(Stored data entries)

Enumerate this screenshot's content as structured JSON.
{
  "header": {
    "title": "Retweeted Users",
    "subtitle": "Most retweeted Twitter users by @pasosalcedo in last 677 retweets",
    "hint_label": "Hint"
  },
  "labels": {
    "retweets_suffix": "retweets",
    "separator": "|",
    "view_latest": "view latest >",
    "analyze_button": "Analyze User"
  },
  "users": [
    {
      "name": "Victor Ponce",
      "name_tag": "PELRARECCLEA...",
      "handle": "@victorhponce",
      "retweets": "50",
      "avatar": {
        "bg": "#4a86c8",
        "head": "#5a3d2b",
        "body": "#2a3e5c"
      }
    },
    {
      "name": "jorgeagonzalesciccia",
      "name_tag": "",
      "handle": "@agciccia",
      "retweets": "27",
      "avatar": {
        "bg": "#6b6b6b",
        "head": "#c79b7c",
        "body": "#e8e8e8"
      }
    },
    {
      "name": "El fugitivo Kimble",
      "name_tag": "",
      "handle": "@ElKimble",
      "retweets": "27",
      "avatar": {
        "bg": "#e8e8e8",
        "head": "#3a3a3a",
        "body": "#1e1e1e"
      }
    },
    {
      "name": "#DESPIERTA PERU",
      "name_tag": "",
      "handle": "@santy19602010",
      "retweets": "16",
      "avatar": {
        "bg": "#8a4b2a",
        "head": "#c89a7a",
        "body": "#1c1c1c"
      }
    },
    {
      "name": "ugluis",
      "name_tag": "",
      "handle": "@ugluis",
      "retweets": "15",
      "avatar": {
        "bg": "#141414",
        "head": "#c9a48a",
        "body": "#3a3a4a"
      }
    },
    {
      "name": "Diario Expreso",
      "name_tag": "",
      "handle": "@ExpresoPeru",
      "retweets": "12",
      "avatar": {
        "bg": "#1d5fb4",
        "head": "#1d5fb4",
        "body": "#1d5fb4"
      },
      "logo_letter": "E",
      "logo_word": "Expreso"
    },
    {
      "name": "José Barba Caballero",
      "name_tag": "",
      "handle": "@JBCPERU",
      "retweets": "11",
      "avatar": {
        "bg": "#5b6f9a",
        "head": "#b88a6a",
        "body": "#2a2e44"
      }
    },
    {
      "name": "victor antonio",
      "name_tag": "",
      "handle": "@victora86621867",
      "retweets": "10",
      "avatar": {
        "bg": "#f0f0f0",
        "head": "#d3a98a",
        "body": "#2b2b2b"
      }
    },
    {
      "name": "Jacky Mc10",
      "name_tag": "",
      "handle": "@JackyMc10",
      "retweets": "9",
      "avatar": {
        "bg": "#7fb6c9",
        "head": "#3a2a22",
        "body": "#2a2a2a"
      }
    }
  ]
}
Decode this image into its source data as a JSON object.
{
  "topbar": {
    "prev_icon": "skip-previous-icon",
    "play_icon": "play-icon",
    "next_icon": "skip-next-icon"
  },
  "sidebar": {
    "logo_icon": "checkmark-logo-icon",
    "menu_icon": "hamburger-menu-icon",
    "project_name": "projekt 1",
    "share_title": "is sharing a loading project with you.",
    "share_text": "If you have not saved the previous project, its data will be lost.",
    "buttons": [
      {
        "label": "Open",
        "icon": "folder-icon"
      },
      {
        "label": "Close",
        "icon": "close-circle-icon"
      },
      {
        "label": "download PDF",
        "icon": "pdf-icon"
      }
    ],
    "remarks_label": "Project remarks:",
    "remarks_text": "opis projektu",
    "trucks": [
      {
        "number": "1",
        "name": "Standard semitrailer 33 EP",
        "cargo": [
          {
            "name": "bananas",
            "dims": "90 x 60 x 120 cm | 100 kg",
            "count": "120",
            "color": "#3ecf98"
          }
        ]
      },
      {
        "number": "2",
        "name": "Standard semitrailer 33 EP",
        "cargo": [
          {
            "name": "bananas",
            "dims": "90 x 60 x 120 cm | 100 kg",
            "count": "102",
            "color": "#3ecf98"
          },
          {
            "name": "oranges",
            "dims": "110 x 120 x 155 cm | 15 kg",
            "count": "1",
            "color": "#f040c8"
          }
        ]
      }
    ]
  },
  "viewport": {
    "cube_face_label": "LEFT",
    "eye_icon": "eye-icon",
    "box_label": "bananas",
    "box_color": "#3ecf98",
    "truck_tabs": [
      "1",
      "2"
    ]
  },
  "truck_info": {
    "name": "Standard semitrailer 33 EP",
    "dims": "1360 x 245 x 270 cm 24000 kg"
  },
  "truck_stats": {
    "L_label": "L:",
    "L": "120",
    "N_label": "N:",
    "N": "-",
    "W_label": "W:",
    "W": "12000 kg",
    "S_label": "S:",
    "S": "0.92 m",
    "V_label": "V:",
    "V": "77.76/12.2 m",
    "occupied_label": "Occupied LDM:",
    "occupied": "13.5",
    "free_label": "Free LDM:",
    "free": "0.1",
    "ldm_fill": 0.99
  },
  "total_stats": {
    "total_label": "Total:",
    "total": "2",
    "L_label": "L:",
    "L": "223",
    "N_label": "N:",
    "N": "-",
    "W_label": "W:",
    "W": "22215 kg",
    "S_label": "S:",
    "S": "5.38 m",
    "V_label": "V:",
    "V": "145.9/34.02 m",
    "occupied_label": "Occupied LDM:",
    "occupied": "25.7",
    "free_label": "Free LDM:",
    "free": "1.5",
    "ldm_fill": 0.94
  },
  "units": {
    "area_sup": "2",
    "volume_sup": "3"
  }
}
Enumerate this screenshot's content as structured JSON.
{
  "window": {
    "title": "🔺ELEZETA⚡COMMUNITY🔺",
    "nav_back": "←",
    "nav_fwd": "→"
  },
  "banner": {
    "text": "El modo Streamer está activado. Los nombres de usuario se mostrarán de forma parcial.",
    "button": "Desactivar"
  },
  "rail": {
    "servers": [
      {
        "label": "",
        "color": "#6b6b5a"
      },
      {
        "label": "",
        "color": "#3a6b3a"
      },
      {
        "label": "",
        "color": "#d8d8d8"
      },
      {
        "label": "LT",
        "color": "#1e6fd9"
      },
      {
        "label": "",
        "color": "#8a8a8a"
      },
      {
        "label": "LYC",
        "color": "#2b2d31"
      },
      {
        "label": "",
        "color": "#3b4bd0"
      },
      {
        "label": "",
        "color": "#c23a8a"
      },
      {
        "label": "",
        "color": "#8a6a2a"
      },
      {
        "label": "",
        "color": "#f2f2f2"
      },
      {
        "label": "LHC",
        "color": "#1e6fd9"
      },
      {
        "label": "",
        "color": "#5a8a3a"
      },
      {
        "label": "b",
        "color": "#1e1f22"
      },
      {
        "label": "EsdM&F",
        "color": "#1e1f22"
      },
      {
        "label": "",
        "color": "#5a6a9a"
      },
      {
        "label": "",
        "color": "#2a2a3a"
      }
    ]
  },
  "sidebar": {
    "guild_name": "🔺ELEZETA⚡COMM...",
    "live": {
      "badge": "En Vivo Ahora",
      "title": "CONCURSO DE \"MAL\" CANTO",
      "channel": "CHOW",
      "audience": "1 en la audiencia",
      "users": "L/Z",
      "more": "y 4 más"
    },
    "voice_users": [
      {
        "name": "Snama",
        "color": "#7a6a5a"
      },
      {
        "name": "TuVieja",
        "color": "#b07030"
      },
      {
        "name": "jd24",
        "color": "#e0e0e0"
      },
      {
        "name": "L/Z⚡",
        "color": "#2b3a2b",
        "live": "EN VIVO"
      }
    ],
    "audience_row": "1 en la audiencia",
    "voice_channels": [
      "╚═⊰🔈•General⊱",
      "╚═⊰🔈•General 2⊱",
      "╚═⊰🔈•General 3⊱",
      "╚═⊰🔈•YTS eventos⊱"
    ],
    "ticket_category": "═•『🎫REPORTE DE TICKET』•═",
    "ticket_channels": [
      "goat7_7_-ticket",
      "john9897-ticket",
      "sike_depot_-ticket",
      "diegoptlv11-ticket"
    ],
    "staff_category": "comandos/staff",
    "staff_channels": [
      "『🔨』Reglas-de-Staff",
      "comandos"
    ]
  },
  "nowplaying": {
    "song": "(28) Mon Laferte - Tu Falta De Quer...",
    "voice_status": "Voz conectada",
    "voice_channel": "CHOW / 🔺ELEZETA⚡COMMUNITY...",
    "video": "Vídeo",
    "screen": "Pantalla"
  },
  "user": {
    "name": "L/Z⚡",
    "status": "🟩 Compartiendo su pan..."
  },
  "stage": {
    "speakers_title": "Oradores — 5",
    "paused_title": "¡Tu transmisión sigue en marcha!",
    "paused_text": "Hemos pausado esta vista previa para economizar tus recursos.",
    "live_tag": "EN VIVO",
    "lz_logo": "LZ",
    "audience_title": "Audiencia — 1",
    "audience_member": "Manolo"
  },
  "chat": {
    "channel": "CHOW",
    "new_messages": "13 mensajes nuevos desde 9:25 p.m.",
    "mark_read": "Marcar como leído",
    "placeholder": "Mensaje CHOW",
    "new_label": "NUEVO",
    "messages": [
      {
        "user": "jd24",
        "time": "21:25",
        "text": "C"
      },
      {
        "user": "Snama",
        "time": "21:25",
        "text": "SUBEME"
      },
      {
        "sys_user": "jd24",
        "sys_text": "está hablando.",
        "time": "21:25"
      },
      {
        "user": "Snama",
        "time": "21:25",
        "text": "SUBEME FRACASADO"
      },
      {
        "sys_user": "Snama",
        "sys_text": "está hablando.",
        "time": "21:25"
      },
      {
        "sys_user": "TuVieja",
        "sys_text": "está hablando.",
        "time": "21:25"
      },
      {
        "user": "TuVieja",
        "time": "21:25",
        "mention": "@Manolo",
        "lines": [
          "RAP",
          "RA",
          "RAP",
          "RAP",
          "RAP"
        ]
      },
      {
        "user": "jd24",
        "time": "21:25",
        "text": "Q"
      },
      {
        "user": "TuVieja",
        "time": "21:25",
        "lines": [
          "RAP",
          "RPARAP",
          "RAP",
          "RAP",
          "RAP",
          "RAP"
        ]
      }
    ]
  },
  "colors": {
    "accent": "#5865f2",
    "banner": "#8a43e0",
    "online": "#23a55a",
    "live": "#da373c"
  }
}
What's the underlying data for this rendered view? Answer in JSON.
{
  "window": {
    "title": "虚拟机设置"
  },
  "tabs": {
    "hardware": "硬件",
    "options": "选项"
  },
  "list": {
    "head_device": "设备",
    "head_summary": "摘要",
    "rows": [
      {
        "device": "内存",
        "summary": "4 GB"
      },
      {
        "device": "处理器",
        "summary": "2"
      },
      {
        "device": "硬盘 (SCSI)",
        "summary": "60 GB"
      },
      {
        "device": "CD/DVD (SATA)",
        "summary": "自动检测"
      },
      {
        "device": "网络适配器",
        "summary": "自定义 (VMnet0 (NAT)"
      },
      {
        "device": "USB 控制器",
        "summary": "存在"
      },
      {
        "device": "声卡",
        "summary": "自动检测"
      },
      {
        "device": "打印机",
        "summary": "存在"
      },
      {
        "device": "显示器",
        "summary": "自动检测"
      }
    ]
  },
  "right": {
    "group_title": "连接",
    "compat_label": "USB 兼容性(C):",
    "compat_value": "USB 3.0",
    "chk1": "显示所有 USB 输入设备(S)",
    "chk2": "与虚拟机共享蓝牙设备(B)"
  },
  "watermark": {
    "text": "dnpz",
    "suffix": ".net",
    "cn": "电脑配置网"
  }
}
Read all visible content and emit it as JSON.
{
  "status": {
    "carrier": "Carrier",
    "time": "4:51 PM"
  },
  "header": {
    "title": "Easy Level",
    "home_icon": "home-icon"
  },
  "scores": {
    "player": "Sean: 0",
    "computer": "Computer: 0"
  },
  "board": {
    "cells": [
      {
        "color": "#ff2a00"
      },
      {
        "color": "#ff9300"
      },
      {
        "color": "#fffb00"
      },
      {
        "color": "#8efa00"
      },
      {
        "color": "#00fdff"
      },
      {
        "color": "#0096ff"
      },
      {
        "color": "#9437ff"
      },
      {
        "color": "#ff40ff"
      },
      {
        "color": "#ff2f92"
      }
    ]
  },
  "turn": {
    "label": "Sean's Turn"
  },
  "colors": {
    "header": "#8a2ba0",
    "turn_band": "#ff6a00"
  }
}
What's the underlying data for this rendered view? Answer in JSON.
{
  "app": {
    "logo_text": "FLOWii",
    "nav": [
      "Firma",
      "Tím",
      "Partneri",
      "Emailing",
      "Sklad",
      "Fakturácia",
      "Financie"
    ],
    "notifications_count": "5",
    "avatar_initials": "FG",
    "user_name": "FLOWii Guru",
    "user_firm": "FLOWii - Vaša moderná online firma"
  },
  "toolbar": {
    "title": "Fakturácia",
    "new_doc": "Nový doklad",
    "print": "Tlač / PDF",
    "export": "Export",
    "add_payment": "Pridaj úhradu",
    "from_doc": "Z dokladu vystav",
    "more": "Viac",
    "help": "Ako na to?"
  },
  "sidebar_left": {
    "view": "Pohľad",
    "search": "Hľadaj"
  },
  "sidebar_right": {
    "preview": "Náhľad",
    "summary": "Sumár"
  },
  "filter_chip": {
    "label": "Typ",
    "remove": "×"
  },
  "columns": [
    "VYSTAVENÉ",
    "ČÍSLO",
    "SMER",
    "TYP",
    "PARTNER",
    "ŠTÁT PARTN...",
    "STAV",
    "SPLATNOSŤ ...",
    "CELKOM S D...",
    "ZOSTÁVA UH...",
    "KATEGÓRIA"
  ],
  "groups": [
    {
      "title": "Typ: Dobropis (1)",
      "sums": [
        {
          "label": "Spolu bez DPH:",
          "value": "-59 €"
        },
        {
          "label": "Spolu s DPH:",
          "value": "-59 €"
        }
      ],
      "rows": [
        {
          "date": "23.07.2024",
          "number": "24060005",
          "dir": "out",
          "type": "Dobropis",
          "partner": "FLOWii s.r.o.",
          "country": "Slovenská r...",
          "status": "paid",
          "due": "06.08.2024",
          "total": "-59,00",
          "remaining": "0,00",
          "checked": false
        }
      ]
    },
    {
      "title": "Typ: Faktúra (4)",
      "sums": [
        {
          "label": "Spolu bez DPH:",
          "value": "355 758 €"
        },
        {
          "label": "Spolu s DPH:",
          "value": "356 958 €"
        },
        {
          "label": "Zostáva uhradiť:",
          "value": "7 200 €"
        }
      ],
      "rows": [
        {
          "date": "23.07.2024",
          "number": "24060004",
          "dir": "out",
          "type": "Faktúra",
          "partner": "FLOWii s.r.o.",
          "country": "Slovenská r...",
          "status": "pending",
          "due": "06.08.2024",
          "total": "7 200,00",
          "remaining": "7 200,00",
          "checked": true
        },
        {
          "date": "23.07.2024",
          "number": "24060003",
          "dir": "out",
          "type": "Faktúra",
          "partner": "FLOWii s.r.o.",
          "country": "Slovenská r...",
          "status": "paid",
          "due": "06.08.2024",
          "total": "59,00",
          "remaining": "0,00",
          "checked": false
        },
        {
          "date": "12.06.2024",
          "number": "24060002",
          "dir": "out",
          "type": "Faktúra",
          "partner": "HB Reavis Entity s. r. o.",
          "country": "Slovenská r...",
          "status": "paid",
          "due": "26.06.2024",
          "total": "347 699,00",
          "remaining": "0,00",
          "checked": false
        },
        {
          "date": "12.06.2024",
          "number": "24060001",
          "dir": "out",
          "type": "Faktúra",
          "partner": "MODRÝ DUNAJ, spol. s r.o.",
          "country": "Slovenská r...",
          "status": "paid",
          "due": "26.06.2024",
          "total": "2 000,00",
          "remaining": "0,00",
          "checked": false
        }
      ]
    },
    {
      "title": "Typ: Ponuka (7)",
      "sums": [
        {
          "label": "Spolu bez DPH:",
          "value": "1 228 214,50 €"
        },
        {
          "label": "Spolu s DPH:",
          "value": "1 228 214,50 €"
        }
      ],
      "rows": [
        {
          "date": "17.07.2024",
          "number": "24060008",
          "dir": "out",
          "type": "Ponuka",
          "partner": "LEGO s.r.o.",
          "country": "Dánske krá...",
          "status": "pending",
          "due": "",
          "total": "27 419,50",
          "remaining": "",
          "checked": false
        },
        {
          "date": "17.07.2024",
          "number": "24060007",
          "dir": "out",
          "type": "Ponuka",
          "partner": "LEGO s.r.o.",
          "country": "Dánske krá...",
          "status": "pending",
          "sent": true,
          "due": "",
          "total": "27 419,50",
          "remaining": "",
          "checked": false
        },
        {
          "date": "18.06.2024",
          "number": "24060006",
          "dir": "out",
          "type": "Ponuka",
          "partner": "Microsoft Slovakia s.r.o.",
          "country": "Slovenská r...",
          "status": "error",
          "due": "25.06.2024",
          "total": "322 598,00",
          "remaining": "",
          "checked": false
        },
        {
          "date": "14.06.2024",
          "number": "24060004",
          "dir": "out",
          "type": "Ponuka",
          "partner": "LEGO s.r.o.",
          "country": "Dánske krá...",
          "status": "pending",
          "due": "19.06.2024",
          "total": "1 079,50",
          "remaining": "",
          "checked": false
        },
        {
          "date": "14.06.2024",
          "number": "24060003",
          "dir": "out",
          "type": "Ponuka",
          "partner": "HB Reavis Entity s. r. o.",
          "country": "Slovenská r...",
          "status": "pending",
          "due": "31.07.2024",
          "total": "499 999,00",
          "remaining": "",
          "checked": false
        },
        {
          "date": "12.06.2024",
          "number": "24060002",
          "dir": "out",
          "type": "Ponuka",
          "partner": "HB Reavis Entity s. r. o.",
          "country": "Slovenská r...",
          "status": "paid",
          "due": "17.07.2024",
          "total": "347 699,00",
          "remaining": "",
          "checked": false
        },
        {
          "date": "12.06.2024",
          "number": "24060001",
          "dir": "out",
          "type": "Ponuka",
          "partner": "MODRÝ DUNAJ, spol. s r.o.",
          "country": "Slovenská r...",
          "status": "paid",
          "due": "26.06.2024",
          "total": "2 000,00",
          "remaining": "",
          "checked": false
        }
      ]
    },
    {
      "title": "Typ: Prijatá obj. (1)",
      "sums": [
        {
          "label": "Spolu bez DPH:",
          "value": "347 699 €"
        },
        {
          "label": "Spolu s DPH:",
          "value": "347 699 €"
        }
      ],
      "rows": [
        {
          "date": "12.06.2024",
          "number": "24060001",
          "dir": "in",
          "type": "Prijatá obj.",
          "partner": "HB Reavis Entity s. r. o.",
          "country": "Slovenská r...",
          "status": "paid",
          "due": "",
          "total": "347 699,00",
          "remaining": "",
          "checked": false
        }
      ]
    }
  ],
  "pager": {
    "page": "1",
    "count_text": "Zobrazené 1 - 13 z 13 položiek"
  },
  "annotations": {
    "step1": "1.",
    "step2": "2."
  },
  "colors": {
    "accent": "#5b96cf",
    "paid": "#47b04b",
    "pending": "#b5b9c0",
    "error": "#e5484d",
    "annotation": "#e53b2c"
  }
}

**EXERCISE REQUIREMENTS**:
Select and copy every line of the material that holds the string "Snama".

**REPLY**:
        "name": "Snama",
        "user": "Snama",
        "user": "Snama",
        "sys_user": "Snama",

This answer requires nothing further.